What to work on ▸
Omit every picture and write out the rest of the records exactly.

(Figure contents as structured data)
--- --- ---

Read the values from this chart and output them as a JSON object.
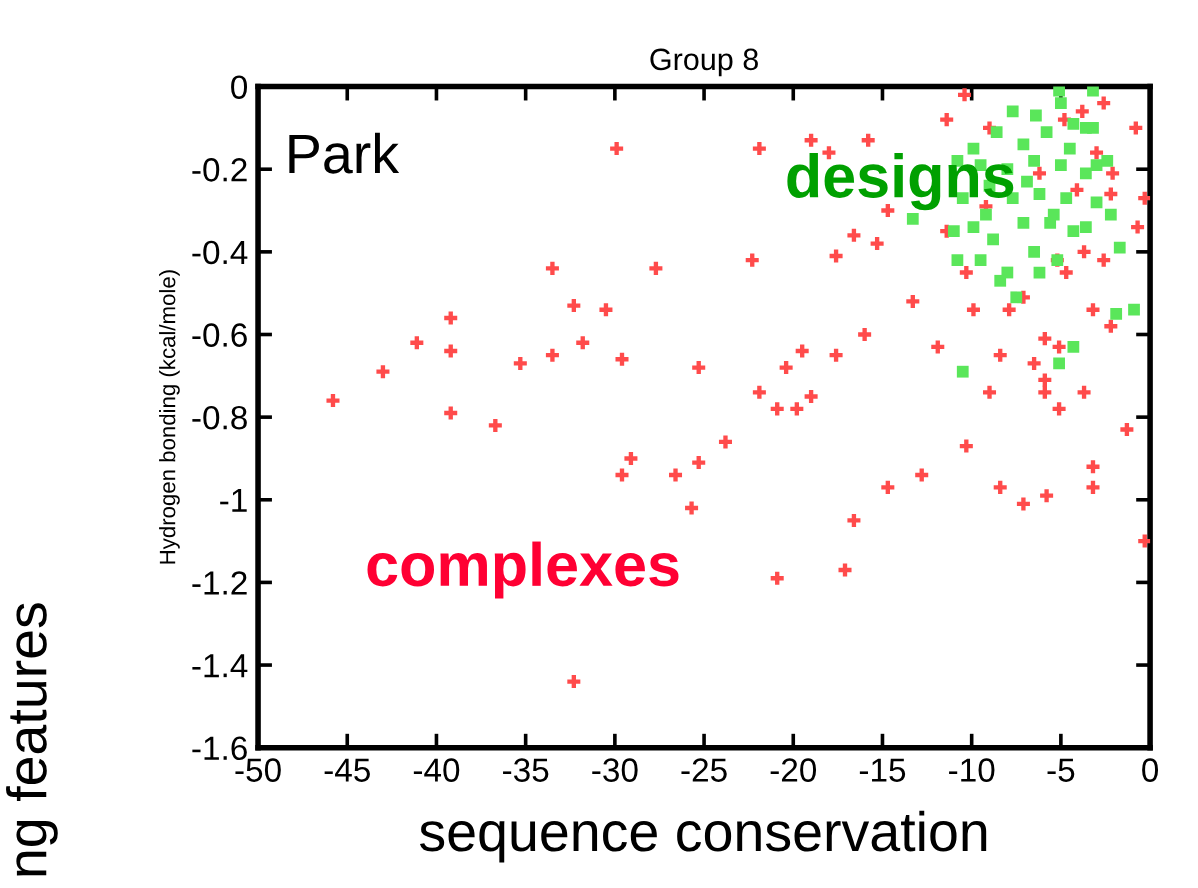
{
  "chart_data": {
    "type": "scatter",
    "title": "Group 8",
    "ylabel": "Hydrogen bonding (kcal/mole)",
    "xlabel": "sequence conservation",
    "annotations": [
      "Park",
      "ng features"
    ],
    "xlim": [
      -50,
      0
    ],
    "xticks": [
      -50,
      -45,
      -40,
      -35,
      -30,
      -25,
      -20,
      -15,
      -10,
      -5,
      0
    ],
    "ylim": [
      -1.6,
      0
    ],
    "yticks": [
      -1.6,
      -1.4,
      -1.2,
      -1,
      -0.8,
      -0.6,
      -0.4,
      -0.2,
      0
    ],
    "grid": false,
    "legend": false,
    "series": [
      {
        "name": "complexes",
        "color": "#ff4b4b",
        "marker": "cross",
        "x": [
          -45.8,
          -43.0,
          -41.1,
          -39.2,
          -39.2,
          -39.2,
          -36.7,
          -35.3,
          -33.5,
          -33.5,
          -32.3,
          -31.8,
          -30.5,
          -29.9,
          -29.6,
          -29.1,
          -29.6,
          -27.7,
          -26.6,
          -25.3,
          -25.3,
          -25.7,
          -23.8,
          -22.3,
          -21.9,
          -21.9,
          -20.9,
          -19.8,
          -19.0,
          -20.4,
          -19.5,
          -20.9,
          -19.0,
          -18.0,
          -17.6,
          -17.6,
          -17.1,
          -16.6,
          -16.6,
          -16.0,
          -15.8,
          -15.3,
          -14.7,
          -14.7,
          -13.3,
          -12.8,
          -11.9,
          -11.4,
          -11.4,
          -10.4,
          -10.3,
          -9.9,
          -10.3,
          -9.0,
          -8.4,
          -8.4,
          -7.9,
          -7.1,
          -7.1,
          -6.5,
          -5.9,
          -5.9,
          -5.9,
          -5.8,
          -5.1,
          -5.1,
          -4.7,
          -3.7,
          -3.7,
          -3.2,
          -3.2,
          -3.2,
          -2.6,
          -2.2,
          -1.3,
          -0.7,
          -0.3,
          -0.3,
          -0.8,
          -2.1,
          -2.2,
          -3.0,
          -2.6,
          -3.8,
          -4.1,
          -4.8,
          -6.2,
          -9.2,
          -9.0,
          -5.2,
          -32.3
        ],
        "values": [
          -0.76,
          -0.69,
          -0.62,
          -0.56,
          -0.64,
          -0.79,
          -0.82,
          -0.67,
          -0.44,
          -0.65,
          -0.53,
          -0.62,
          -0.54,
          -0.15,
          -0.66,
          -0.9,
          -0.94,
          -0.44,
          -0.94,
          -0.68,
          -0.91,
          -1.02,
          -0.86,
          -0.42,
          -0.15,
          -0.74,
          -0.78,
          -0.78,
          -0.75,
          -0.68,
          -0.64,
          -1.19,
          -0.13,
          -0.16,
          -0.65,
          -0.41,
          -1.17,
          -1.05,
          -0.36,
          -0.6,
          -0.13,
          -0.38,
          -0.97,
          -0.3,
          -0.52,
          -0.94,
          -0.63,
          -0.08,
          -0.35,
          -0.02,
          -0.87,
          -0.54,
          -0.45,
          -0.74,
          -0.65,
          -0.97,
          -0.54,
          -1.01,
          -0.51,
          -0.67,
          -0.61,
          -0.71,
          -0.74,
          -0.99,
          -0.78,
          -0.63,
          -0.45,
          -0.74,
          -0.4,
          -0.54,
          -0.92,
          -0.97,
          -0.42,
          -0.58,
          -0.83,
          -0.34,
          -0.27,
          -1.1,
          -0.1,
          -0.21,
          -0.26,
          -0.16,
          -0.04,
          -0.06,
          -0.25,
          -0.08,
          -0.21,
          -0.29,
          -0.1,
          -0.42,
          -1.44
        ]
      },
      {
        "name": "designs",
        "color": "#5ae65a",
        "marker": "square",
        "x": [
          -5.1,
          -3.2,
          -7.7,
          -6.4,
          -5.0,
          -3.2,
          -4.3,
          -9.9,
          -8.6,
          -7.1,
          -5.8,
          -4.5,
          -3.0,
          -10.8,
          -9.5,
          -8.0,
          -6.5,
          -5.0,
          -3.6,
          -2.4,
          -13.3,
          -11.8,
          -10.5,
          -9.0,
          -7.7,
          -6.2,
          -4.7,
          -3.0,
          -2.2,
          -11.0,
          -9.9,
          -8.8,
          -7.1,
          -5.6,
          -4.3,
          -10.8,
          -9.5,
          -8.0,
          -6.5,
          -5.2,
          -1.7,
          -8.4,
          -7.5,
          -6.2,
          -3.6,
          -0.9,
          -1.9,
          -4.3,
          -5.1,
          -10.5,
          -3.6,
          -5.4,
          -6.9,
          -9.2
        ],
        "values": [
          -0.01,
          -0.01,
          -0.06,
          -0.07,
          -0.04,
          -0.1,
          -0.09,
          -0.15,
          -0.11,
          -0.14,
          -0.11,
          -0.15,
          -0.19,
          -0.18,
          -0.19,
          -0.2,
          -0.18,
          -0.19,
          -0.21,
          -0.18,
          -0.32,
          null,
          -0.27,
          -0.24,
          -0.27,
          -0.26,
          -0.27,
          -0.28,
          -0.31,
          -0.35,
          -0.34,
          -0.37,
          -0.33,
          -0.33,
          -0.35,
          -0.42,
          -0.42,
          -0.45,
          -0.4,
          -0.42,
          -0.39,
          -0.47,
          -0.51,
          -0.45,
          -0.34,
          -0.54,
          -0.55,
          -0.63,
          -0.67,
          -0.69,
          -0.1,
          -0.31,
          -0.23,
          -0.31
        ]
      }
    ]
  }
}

--- --- ---

Exercise solution ▸
Read the values from this chart and output them as a JSON object.
{
  "chart_data": {
    "type": "scatter",
    "title": "Group 8",
    "ylabel": "Hydrogen bonding (kcal/mole)",
    "xlabel": "sequence conservation",
    "annotations": [
      "Park",
      "ng features"
    ],
    "xlim": [
      -50,
      0
    ],
    "xticks": [
      -50,
      -45,
      -40,
      -35,
      -30,
      -25,
      -20,
      -15,
      -10,
      -5,
      0
    ],
    "ylim": [
      -1.6,
      0
    ],
    "yticks": [
      -1.6,
      -1.4,
      -1.2,
      -1,
      -0.8,
      -0.6,
      -0.4,
      -0.2,
      0
    ],
    "grid": false,
    "legend": false,
    "series": [
      {
        "name": "complexes",
        "color": "#ff4b4b",
        "marker": "cross",
        "x": [
          -45.8,
          -43.0,
          -41.1,
          -39.2,
          -39.2,
          -39.2,
          -36.7,
          -35.3,
          -33.5,
          -33.5,
          -32.3,
          -31.8,
          -30.5,
          -29.9,
          -29.6,
          -29.1,
          -29.6,
          -27.7,
          -26.6,
          -25.3,
          -25.3,
          -25.7,
          -23.8,
          -22.3,
          -21.9,
          -21.9,
          -20.9,
          -19.8,
          -19.0,
          -20.4,
          -19.5,
          -20.9,
          -19.0,
          -18.0,
          -17.6,
          -17.6,
          -17.1,
          -16.6,
          -16.6,
          -16.0,
          -15.8,
          -15.3,
          -14.7,
          -14.7,
          -13.3,
          -12.8,
          -11.9,
          -11.4,
          -11.4,
          -10.4,
          -10.3,
          -9.9,
          -10.3,
          -9.0,
          -8.4,
          -8.4,
          -7.9,
          -7.1,
          -7.1,
          -6.5,
          -5.9,
          -5.9,
          -5.9,
          -5.8,
          -5.1,
          -5.1,
          -4.7,
          -3.7,
          -3.7,
          -3.2,
          -3.2,
          -3.2,
          -2.6,
          -2.2,
          -1.3,
          -0.7,
          -0.3,
          -0.3,
          -0.8,
          -2.1,
          -2.2,
          -3.0,
          -2.6,
          -3.8,
          -4.1,
          -4.8,
          -6.2,
          -9.2,
          -9.0,
          -5.2,
          -32.3
        ],
        "values": [
          -0.76,
          -0.69,
          -0.62,
          -0.56,
          -0.64,
          -0.79,
          -0.82,
          -0.67,
          -0.44,
          -0.65,
          -0.53,
          -0.62,
          -0.54,
          -0.15,
          -0.66,
          -0.9,
          -0.94,
          -0.44,
          -0.94,
          -0.68,
          -0.91,
          -1.02,
          -0.86,
          -0.42,
          -0.15,
          -0.74,
          -0.78,
          -0.78,
          -0.75,
          -0.68,
          -0.64,
          -1.19,
          -0.13,
          -0.16,
          -0.65,
          -0.41,
          -1.17,
          -1.05,
          -0.36,
          -0.6,
          -0.13,
          -0.38,
          -0.97,
          -0.3,
          -0.52,
          -0.94,
          -0.63,
          -0.08,
          -0.35,
          -0.02,
          -0.87,
          -0.54,
          -0.45,
          -0.74,
          -0.65,
          -0.97,
          -0.54,
          -1.01,
          -0.51,
          -0.67,
          -0.61,
          -0.71,
          -0.74,
          -0.99,
          -0.78,
          -0.63,
          -0.45,
          -0.74,
          -0.4,
          -0.54,
          -0.92,
          -0.97,
          -0.42,
          -0.58,
          -0.83,
          -0.34,
          -0.27,
          -1.1,
          -0.1,
          -0.21,
          -0.26,
          -0.16,
          -0.04,
          -0.06,
          -0.25,
          -0.08,
          -0.21,
          -0.29,
          -0.1,
          -0.42,
          -1.44
        ]
      },
      {
        "name": "designs",
        "color": "#5ae65a",
        "marker": "square",
        "x": [
          -5.1,
          -3.2,
          -7.7,
          -6.4,
          -5.0,
          -3.2,
          -4.3,
          -9.9,
          -8.6,
          -7.1,
          -5.8,
          -4.5,
          -3.0,
          -10.8,
          -9.5,
          -8.0,
          -6.5,
          -5.0,
          -3.6,
          -2.4,
          -13.3,
          -11.8,
          -10.5,
          -9.0,
          -7.7,
          -6.2,
          -4.7,
          -3.0,
          -2.2,
          -11.0,
          -9.9,
          -8.8,
          -7.1,
          -5.6,
          -4.3,
          -10.8,
          -9.5,
          -8.0,
          -6.5,
          -5.2,
          -1.7,
          -8.4,
          -7.5,
          -6.2,
          -3.6,
          -0.9,
          -1.9,
          -4.3,
          -5.1,
          -10.5,
          -3.6,
          -5.4,
          -6.9,
          -9.2
        ],
        "values": [
          -0.01,
          -0.01,
          -0.06,
          -0.07,
          -0.04,
          -0.1,
          -0.09,
          -0.15,
          -0.11,
          -0.14,
          -0.11,
          -0.15,
          -0.19,
          -0.18,
          -0.19,
          -0.2,
          -0.18,
          -0.19,
          -0.21,
          -0.18,
          -0.32,
          null,
          -0.27,
          -0.24,
          -0.27,
          -0.26,
          -0.27,
          -0.28,
          -0.31,
          -0.35,
          -0.34,
          -0.37,
          -0.33,
          -0.33,
          -0.35,
          -0.42,
          -0.42,
          -0.45,
          -0.4,
          -0.42,
          -0.39,
          -0.47,
          -0.51,
          -0.45,
          -0.34,
          -0.54,
          -0.55,
          -0.63,
          -0.67,
          -0.69,
          -0.1,
          -0.31,
          -0.23,
          -0.31
        ]
      }
    ]
  }
}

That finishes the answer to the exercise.